### LISTED ENTRIES

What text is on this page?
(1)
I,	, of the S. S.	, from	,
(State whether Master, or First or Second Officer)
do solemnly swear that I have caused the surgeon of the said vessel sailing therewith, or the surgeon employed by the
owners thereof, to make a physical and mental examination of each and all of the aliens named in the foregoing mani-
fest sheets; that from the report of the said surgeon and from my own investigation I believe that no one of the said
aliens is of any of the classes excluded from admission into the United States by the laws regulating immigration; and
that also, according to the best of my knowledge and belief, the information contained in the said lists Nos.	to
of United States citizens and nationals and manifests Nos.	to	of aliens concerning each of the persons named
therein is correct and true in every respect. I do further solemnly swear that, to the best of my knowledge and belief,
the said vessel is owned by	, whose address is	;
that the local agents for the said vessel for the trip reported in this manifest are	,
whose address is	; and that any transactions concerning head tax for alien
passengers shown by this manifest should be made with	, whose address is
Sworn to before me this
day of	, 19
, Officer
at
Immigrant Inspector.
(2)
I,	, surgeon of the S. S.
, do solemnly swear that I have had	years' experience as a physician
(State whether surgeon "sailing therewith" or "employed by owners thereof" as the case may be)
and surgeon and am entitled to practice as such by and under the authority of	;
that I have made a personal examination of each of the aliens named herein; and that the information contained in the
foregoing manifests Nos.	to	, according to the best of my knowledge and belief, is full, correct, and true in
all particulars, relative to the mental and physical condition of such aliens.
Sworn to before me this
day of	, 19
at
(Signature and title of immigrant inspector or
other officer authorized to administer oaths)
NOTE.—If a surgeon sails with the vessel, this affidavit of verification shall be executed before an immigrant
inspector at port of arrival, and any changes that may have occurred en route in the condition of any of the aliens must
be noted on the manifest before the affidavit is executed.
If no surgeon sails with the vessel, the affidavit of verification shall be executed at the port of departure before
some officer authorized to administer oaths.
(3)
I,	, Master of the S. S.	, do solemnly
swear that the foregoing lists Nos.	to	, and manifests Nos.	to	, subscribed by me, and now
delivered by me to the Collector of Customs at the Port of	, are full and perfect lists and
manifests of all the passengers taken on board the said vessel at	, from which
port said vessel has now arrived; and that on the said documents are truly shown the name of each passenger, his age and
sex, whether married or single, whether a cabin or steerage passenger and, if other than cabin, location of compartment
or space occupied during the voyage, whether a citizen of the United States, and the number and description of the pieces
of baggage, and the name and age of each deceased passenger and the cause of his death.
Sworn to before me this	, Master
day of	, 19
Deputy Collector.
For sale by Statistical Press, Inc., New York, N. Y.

### CHALLENGE
Every line above should be printed again exactly as it stands.

### OUTPUT OF THE EXERCISE
What text is on this page?
(1)
I,	, of the S. S.	, from	,
(State whether Master, or First or Second Officer)
do solemnly swear that I have caused the surgeon of the said vessel sailing therewith, or the surgeon employed by the
owners thereof, to make a physical and mental examination of each and all of the aliens named in the foregoing mani-
fest sheets; that from the report of the said surgeon and from my own investigation I believe that no one of the said
aliens is of any of the classes excluded from admission into the United States by the laws regulating immigration; and
that also, according to the best of my knowledge and belief, the information contained in the said lists Nos.	to
of United States citizens and nationals and manifests Nos.	to	of aliens concerning each of the persons named
therein is correct and true in every respect. I do further solemnly swear that, to the best of my knowledge and belief,
the said vessel is owned by	, whose address is	;
that the local agents for the said vessel for the trip reported in this manifest are	,
whose address is	; and that any transactions concerning head tax for alien
passengers shown by this manifest should be made with	, whose address is
Sworn to before me this
day of	, 19
, Officer
at
Immigrant Inspector.
(2)
I,	, surgeon of the S. S.
, do solemnly swear that I have had	years' experience as a physician
(State whether surgeon "sailing therewith" or "employed by owners thereof" as the case may be)
and surgeon and am entitled to practice as such by and under the authority of	;
that I have made a personal examination of each of the aliens named herein; and that the information contained in the
foregoing manifests Nos.	to	, according to the best of my knowledge and belief, is full, correct, and true in
all particulars, relative to the mental and physical condition of such aliens.
Sworn to before me this
day of	, 19
at
(Signature and title of immigrant inspector or
other officer authorized to administer oaths)
NOTE.—If a surgeon sails with the vessel, this affidavit of verification shall be executed before an immigrant
inspector at port of arrival, and any changes that may have occurred en route in the condition of any of the aliens must
be noted on the manifest before the affidavit is executed.
If no surgeon sails with the vessel, the affidavit of verification shall be executed at the port of departure before
some officer authorized to administer oaths.
(3)
I,	, Master of the S. S.	, do solemnly
swear that the foregoing lists Nos.	to	, and manifests Nos.	to	, subscribed by me, and now
delivered by me to the Collector of Customs at the Port of	, are full and perfect lists and
manifests of all the passengers taken on board the said vessel at	, from which
port said vessel has now arrived; and that on the said documents are truly shown the name of each passenger, his age and
sex, whether married or single, whether a cabin or steerage passenger and, if other than cabin, location of compartment
or space occupied during the voyage, whether a citizen of the United States, and the number and description of the pieces
of baggage, and the name and age of each deceased passenger and the cause of his death.
Sworn to before me this	, Master
day of	, 19
Deputy Collector.
For sale by Statistical Press, Inc., New York, N. Y.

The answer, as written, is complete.